## [Task brief]
Find and copy lines holding "制造强市".

(Data records)
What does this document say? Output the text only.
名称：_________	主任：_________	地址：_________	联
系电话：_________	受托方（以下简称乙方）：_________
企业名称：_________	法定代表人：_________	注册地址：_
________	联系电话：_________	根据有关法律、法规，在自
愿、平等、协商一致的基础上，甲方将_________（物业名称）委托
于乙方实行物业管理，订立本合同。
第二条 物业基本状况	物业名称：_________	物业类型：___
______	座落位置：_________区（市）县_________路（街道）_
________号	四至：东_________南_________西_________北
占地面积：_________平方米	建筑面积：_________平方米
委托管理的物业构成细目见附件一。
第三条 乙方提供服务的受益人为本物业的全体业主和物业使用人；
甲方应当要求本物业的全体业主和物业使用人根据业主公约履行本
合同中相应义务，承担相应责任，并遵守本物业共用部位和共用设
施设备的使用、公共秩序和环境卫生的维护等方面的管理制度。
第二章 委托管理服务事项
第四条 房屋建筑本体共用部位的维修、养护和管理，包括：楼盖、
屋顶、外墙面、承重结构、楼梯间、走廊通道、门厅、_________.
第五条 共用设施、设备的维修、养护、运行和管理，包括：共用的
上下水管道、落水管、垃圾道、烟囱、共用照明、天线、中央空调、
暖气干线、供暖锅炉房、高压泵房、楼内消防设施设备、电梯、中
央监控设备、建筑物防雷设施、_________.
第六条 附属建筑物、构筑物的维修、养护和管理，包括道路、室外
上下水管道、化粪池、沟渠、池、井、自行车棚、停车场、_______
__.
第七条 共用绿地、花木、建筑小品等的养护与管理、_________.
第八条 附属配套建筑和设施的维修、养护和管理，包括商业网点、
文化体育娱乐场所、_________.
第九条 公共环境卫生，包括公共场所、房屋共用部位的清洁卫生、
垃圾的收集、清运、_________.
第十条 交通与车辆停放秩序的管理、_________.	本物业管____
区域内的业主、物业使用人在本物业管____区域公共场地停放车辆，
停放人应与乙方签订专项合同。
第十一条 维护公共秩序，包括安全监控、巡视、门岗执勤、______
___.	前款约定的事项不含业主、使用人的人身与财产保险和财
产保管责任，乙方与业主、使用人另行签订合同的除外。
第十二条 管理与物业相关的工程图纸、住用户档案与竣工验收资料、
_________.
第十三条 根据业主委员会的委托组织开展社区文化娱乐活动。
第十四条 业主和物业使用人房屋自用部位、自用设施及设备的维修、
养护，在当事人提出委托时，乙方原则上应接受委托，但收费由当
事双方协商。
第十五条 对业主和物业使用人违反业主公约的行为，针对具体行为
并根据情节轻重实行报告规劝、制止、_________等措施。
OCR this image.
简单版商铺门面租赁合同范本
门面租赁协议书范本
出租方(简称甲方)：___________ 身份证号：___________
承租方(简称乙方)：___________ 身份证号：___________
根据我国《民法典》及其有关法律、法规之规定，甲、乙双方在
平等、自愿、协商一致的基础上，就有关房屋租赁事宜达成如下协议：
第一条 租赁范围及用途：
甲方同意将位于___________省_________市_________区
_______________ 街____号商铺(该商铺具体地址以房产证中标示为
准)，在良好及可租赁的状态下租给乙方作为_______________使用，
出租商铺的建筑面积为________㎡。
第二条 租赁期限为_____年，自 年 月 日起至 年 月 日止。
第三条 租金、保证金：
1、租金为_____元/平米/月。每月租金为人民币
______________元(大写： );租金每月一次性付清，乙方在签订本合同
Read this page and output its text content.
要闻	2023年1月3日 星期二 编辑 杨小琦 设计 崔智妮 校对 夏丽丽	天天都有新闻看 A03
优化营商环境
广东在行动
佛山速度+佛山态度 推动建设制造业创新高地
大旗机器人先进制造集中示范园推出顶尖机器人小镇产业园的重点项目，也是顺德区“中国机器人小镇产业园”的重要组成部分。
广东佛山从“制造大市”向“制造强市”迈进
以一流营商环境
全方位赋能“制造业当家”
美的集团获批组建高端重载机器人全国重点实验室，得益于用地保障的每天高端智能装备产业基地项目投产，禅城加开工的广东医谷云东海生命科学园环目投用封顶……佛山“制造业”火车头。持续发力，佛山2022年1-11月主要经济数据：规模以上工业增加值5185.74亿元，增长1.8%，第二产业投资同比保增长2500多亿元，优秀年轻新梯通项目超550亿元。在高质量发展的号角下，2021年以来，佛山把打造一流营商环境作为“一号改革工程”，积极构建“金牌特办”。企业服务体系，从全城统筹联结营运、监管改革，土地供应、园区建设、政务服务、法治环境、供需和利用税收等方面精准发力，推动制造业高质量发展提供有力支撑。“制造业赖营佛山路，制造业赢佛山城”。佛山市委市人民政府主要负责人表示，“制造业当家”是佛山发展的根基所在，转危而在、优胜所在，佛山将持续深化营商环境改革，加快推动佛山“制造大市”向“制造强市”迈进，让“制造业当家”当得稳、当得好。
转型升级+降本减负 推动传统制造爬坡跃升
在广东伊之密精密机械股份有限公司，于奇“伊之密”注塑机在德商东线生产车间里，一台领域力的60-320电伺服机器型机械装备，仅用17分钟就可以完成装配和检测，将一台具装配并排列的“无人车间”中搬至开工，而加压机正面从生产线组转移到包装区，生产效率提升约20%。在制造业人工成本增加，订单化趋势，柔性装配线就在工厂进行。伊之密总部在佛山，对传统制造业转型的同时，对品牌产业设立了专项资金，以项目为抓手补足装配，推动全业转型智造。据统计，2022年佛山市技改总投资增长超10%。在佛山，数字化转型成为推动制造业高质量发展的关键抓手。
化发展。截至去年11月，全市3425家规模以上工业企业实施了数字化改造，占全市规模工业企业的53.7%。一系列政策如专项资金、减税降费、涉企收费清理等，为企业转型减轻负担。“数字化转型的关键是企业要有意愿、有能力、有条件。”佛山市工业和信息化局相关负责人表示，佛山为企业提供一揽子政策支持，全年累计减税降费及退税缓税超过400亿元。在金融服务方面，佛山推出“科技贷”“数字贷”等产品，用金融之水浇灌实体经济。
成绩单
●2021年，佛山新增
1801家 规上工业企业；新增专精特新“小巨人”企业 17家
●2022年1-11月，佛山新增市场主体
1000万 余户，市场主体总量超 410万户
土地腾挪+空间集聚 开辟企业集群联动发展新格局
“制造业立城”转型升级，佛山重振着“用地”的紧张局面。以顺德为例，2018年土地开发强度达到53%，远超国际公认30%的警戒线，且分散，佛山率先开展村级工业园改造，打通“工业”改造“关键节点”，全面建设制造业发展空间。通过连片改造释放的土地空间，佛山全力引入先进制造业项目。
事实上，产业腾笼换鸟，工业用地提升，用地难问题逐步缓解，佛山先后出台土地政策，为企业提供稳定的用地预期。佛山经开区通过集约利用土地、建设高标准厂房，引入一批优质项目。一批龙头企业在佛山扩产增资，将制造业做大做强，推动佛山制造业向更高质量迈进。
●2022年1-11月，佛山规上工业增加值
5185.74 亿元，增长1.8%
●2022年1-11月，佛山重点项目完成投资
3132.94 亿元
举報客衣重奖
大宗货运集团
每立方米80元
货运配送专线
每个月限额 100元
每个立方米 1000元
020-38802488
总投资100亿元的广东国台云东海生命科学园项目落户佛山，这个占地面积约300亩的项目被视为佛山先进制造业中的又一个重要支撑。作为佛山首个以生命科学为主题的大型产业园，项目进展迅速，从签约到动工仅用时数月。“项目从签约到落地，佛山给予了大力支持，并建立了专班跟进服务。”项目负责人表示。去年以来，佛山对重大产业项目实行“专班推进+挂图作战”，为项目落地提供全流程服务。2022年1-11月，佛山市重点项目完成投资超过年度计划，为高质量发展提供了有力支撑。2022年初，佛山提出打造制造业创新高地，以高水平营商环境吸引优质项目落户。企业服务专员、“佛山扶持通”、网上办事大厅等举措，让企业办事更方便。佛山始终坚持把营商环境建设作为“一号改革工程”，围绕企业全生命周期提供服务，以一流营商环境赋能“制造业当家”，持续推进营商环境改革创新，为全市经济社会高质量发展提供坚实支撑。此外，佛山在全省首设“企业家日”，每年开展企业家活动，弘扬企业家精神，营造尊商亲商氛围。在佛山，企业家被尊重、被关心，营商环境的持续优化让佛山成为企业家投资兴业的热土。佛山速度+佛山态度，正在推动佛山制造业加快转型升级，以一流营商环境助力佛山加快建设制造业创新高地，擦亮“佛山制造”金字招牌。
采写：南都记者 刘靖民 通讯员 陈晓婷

## [Exercise answer]
广东佛山从“制造大市”向“制造强市”迈进
美的集团获批组建高端重载机器人全国重点实验室，得益于用地保障的每天高端智能装备产业基地项目投产，禅城加开工的广东医谷云东海生命科学园环目投用封顶……佛山“制造业”火车头。持续发力，佛山2022年1-11月主要经济数据：规模以上工业增加值5185.74亿元，增长1.8%，第二产业投资同比保增长2500多亿元，优秀年轻新梯通项目超550亿元。在高质量发展的号角下，2021年以来，佛山把打造一流营商环境作为“一号改革工程”，积极构建“金牌特办”。企业服务体系，从全城统筹联结营运、监管改革，土地供应、园区建设、政务服务、法治环境、供需和利用税收等方面精准发力，推动制造业高质量发展提供有力支撑。“制造业赖营佛山路，制造业赢佛山城”。佛山市委市人民政府主要负责人表示，“制造业当家”是佛山发展的根基所在，转危而在、优胜所在，佛山将持续深化营商环境改革，加快推动佛山“制造大市”向“制造强市”迈进，让“制造业当家”当得稳、当得好。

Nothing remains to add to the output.